━━ Raw records

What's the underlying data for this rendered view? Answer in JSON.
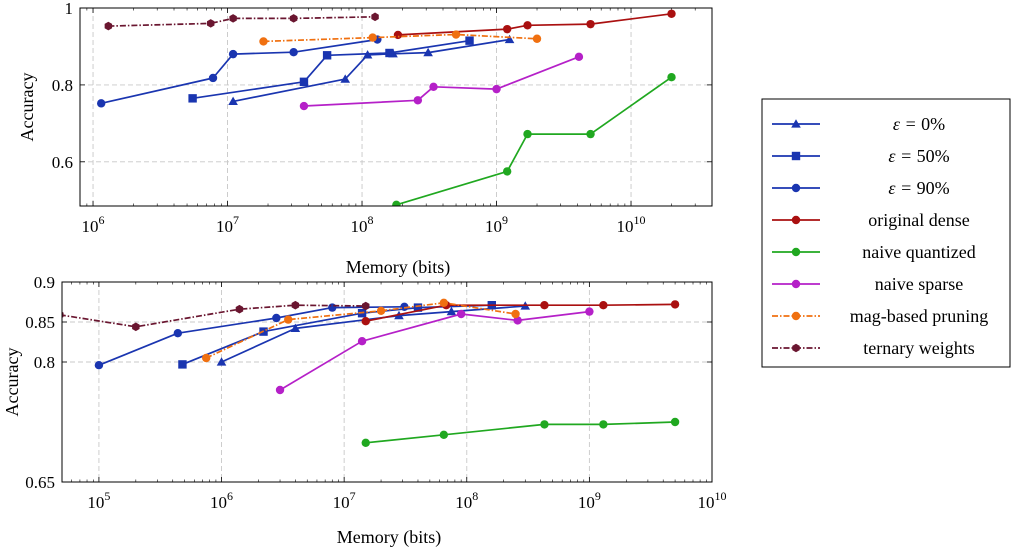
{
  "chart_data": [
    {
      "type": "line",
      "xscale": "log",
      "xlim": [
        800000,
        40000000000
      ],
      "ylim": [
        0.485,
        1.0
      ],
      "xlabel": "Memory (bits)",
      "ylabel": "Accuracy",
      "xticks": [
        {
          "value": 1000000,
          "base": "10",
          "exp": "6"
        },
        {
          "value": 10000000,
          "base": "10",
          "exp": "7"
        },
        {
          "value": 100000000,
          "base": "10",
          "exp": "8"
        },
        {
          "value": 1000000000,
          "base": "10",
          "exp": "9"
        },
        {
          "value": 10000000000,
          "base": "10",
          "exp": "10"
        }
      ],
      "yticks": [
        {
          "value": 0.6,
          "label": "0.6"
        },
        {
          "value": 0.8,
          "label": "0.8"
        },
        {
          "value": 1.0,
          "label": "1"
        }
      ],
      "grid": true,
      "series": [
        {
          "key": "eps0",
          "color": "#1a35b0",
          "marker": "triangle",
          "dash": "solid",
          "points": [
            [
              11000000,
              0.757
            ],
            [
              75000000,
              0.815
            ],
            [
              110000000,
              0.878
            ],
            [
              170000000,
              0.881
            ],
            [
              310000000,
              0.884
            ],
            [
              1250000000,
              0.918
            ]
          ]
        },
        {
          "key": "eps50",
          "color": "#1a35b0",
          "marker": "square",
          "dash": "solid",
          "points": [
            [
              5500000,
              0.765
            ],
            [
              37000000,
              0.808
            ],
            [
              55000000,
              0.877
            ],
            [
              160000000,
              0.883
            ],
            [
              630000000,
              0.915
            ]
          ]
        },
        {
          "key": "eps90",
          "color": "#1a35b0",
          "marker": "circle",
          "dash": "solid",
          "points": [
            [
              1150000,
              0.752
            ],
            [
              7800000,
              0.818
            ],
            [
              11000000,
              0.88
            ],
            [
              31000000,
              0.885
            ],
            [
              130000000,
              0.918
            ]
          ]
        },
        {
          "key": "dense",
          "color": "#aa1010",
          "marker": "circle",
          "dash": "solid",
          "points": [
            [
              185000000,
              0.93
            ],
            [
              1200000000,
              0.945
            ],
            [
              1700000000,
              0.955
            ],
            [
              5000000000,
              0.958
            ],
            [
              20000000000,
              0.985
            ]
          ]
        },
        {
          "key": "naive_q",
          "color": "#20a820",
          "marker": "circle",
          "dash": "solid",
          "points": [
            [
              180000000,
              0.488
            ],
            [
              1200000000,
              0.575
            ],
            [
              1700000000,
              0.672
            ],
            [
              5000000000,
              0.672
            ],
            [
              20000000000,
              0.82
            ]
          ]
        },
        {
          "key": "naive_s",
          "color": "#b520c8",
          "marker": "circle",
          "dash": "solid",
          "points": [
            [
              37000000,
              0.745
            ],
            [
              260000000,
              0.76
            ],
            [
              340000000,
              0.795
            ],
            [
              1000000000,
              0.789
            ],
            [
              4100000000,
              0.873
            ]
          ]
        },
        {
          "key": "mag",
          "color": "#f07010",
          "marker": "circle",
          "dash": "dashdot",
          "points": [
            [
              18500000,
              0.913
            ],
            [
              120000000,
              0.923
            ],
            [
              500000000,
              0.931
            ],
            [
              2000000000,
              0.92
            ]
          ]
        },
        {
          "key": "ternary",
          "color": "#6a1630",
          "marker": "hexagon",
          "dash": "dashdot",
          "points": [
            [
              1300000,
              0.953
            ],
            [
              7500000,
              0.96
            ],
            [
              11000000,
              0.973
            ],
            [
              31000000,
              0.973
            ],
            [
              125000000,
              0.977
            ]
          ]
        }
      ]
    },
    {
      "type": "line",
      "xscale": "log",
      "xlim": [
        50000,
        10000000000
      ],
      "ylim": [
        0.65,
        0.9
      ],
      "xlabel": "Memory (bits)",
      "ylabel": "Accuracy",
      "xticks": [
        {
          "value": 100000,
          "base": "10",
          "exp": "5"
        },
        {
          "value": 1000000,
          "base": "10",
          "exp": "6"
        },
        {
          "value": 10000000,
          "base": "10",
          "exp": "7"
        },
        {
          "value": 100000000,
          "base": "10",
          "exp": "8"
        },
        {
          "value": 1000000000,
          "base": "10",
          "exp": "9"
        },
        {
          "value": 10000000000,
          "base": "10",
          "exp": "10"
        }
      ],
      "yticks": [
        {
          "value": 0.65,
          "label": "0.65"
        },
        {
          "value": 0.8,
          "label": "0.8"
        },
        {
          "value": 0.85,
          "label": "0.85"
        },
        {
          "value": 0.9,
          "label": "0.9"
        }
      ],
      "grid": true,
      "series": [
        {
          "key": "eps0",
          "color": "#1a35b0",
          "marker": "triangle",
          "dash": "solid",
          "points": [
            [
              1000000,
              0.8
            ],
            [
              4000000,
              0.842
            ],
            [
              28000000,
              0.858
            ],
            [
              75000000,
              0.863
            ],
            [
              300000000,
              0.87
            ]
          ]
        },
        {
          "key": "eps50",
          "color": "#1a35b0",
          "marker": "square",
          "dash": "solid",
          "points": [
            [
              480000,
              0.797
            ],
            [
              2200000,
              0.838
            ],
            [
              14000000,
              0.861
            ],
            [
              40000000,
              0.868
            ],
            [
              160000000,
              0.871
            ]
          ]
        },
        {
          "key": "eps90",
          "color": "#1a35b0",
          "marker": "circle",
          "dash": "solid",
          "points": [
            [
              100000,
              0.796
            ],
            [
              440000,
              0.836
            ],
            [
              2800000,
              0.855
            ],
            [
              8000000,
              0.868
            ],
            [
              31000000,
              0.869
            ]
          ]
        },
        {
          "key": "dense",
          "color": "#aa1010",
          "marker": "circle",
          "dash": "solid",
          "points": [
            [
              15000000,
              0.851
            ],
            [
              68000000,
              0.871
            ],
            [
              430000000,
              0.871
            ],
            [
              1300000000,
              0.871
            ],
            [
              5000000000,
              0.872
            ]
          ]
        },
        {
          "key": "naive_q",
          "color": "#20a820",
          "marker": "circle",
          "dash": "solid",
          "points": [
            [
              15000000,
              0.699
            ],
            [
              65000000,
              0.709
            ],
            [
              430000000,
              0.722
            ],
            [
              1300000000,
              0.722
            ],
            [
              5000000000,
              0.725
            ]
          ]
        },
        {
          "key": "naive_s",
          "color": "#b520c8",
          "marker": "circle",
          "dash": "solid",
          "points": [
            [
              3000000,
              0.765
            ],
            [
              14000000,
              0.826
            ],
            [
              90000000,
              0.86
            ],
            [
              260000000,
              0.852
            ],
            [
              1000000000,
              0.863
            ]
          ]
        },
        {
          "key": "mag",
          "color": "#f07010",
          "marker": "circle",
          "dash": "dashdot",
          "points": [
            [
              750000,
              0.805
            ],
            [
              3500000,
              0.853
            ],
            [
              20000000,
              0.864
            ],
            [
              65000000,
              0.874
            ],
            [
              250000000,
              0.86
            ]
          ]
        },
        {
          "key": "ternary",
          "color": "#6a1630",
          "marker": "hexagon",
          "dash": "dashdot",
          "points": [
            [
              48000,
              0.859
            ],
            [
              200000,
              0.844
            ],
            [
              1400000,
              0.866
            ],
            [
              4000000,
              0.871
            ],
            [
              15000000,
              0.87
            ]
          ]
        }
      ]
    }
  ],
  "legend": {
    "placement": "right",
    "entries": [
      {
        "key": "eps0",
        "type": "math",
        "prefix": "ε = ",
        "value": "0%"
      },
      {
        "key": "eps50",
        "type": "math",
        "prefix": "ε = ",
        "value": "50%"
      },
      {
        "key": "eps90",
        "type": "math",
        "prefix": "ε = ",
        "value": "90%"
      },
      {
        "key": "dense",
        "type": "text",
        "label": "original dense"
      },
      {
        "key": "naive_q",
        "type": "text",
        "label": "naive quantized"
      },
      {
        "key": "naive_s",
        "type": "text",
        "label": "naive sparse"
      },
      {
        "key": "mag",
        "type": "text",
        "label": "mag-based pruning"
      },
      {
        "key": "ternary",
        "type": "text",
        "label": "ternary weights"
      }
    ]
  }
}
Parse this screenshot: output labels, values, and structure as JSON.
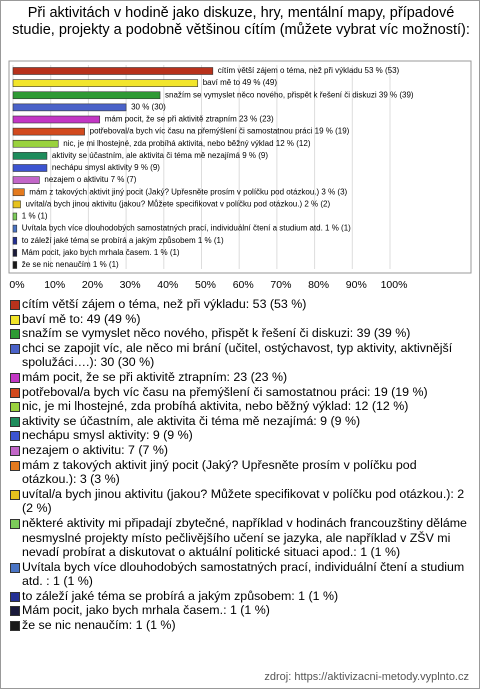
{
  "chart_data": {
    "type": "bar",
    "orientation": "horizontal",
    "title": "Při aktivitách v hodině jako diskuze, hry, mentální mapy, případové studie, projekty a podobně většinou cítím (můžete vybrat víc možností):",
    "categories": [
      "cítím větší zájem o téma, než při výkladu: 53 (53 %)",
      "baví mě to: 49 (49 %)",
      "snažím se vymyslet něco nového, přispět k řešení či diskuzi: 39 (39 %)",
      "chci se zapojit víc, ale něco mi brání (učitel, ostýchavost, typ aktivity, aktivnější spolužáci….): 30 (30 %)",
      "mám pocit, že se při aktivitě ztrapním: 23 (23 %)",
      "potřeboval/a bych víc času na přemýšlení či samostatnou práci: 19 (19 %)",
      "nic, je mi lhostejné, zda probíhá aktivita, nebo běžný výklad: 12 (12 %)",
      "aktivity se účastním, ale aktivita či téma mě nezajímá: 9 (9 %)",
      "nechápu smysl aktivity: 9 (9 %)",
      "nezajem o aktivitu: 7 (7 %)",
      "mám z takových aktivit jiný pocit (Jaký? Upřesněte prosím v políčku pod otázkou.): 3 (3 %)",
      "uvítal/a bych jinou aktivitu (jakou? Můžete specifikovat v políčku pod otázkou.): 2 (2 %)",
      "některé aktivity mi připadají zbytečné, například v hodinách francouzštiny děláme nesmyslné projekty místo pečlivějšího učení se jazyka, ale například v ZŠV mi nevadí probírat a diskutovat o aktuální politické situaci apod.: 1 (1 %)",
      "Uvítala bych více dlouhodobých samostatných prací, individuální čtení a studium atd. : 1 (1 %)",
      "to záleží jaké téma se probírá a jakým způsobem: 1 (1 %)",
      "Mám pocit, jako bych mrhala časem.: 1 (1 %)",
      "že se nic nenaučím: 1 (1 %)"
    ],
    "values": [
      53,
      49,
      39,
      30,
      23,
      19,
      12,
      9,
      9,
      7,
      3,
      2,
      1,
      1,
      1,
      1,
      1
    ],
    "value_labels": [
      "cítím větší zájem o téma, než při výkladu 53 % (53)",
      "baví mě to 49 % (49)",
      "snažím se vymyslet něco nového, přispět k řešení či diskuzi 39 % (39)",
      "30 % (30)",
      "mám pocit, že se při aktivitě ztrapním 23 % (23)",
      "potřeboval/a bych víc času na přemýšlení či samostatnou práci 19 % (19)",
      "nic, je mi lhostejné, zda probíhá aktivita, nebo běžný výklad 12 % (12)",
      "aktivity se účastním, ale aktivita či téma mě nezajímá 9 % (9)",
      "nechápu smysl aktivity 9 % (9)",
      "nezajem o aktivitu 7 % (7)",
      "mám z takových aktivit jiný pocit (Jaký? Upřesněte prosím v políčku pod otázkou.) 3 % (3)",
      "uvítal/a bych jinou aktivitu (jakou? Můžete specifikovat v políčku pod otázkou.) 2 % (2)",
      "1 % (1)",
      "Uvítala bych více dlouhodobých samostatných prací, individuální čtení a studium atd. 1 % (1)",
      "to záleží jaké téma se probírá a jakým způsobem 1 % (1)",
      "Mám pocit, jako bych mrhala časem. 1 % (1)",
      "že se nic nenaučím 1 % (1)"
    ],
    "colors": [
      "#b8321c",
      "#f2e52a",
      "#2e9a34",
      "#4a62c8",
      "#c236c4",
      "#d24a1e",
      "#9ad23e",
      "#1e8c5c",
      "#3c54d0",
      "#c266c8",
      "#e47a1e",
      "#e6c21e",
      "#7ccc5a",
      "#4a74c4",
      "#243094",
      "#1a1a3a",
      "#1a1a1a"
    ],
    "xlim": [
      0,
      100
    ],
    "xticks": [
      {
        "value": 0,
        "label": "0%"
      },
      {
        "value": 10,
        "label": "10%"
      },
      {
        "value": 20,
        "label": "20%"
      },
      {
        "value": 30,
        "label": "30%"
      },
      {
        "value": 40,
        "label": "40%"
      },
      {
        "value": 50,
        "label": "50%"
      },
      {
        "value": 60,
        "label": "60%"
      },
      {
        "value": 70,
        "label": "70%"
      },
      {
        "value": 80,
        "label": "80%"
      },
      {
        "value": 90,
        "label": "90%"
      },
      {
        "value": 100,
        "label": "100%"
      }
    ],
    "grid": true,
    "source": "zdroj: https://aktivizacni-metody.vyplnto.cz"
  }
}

━━━━

What you need to do
Find the string "samostatnou" in the listing and return every line that holds it.

Exercise result
      "potřeboval/a bych víc času na přemýšlení či samostatnou práci: 19 (19 %)",
      "potřeboval/a bych víc času na přemýšlení či samostatnou práci 19 % (19)",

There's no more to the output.